目標: 法案審議を論評した文章のうち、「この茶番劇を昨日と今日の2日」から「っていたが、その通りである。」までを、一字一句変えずにそのまま書き写してください。
== 文書の抜粋 ==
この茶番劇を昨日と今日の2日間鑑賞。政権の答弁はお粗末で、答弁書を朗読するだけの同じことの繰り返し。国民に向けて、親切に分かりやすく自分たちの考えと、この法案の必要性や目的を説明できていない。説明能力もない人間に、私たち国民はコントロールされたくはない。

中谷防衛大臣の後方に待機する彼の秘書官は、答弁のたびに資料を素早く手渡したりその場で大臣にレクチャーしたりで大わらわ。挙句の果てに、秘書官と話しているうちに質問され、大臣は「もう一度質問してください」と言い出す始末。
中谷大臣は、この法案を今協議したくなさそうに思う。自分以外の誰かが大臣の時に審議してほしかったのじゃないかな。今のままでは、彼の下で自衛隊は機能できないだろう。

安倍首相は、「1000年先のためにこの法案が要る」と豪語したが、そんな1000年の風雪に耐える法案を、1国会の会期だけの短時間に強引に決めてもいいのだろうかと思う。昨日、維新の党の松野代表が「何をそんなに急いで法整備する必要があるのか?」と言っていたが、その通りである。

また昨日は、共産党の志位委員長の質問で、海外派遣された自衛隊員の自殺者が54人だということが明らかになった。それは海外派遣されていない隊員と比べてどの程度の割合なのか、もっと突っ込んで訊いてほしかったが、おそらくそれは少なくない数字だろう。
===
== 収集データ ==
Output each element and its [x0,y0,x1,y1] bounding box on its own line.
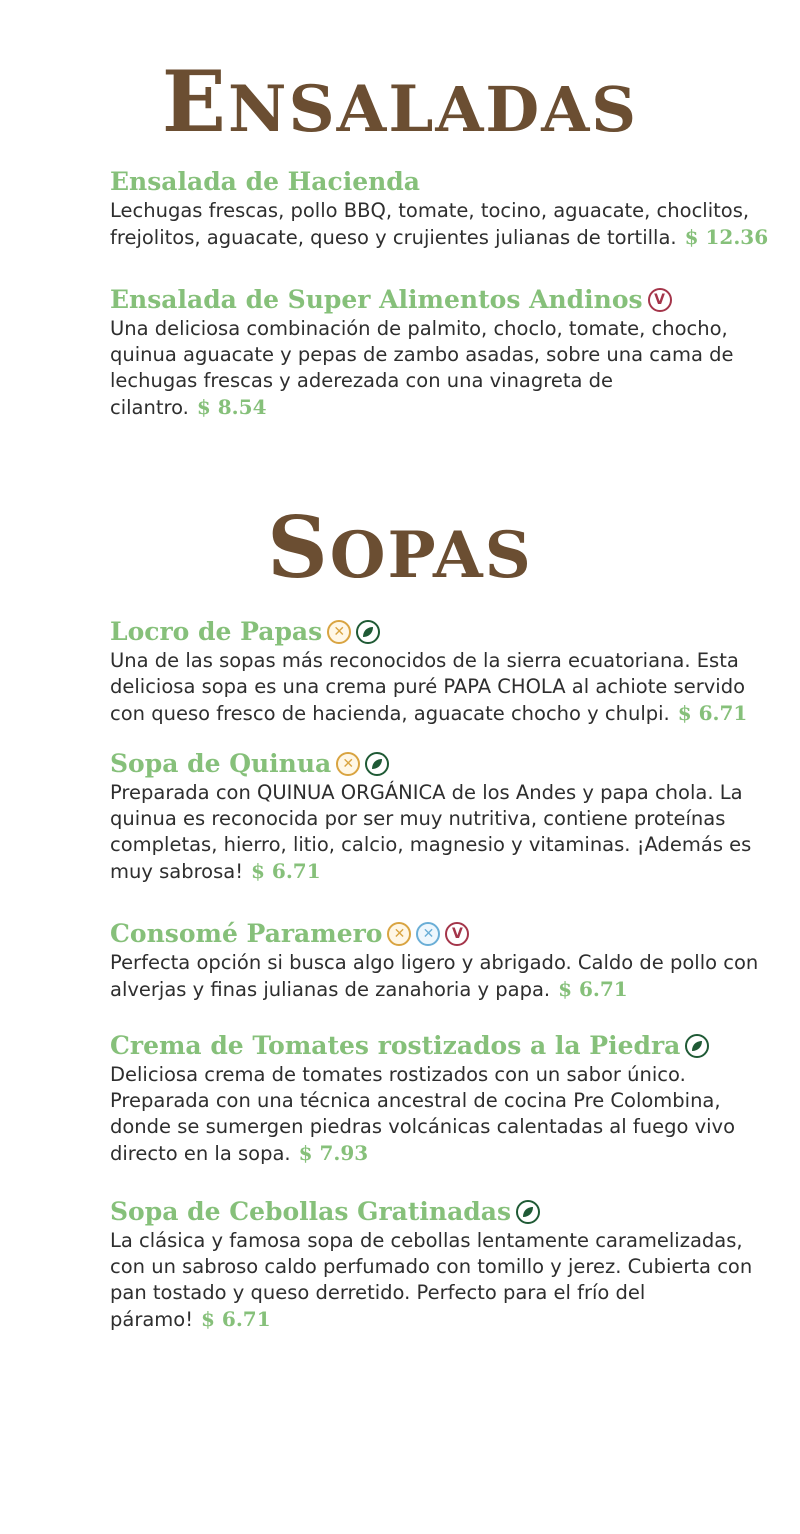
===
本演習の結果:
この茶番劇を昨日と今日の2日間鑑賞。政権の答弁はお粗末で、答弁書を朗読するだけの同じことの繰り返し。国民に向けて、親切に分かりやすく自分たちの考えと、この法案の必要性や目的を説明できていない。説明能力もない人間に、私たち国民はコントロールされたくはない。

中谷防衛大臣の後方に待機する彼の秘書官は、答弁のたびに資料を素早く手渡したりその場で大臣にレクチャーしたりで大わらわ。挙句の果てに、秘書官と話しているうちに質問され、大臣は「もう一度質問してください」と言い出す始末。
中谷大臣は、この法案を今協議したくなさそうに思う。自分以外の誰かが大臣の時に審議してほしかったのじゃないかな。今のままでは、彼の下で自衛隊は機能できないだろう。

安倍首相は、「1000年先のためにこの法案が要る」と豪語したが、そんな1000年の風雪に耐える法案を、1国会の会期だけの短時間に強引に決めてもいいのだろうかと思う。昨日、維新の党の松野代表が「何をそんなに急いで法整備する必要があるのか?」と言っていたが、その通りである。